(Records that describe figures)

--

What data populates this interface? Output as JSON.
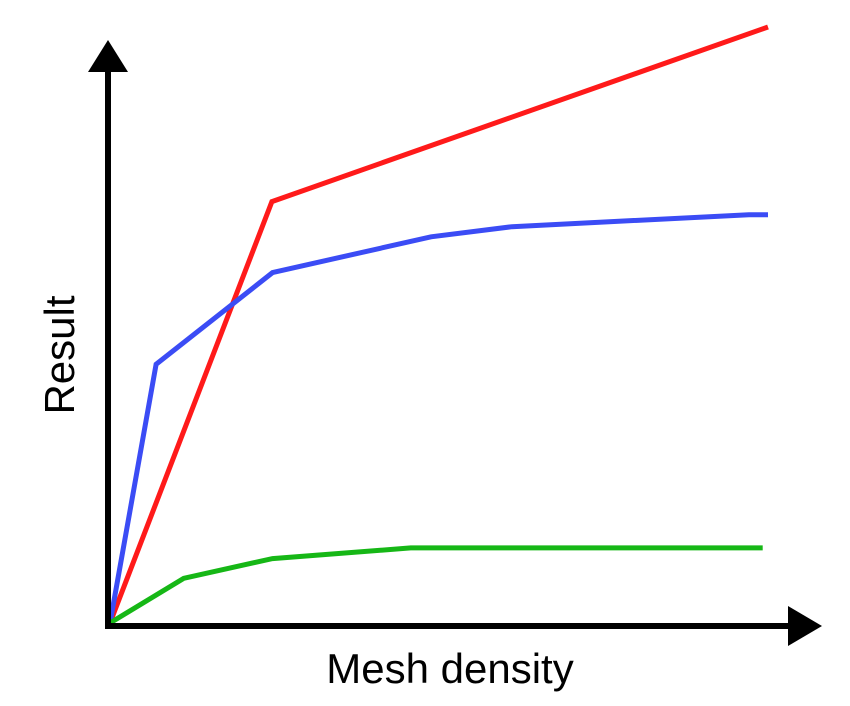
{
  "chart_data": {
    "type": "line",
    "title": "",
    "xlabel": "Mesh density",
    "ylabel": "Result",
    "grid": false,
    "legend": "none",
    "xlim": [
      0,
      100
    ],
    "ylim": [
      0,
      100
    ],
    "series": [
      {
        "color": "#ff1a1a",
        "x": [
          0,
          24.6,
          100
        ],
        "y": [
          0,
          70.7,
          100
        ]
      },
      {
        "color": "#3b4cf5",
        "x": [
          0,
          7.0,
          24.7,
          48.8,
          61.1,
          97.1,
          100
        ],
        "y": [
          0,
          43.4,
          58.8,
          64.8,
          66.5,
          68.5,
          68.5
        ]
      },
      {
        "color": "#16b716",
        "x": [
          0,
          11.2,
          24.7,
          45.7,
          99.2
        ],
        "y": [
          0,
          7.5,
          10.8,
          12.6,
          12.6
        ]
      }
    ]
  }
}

--

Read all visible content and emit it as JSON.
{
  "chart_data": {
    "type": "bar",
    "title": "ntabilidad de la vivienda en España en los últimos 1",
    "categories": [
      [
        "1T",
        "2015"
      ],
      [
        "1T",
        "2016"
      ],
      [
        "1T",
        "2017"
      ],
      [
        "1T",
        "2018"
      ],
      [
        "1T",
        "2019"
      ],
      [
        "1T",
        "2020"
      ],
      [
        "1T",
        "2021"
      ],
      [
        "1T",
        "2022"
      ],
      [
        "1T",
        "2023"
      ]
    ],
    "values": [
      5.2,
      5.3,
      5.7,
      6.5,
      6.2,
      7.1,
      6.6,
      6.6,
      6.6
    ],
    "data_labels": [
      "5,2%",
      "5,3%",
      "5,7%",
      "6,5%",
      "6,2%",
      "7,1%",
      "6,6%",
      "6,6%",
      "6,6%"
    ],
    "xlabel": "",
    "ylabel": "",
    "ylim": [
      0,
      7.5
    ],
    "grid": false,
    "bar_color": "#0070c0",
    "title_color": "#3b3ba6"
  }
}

--

** The request **
Return every line of the preceding records in which the word "JSON" appears.

** Answer to this problem **
What data populates this interface? Output as JSON.
Read all visible content and emit it as JSON.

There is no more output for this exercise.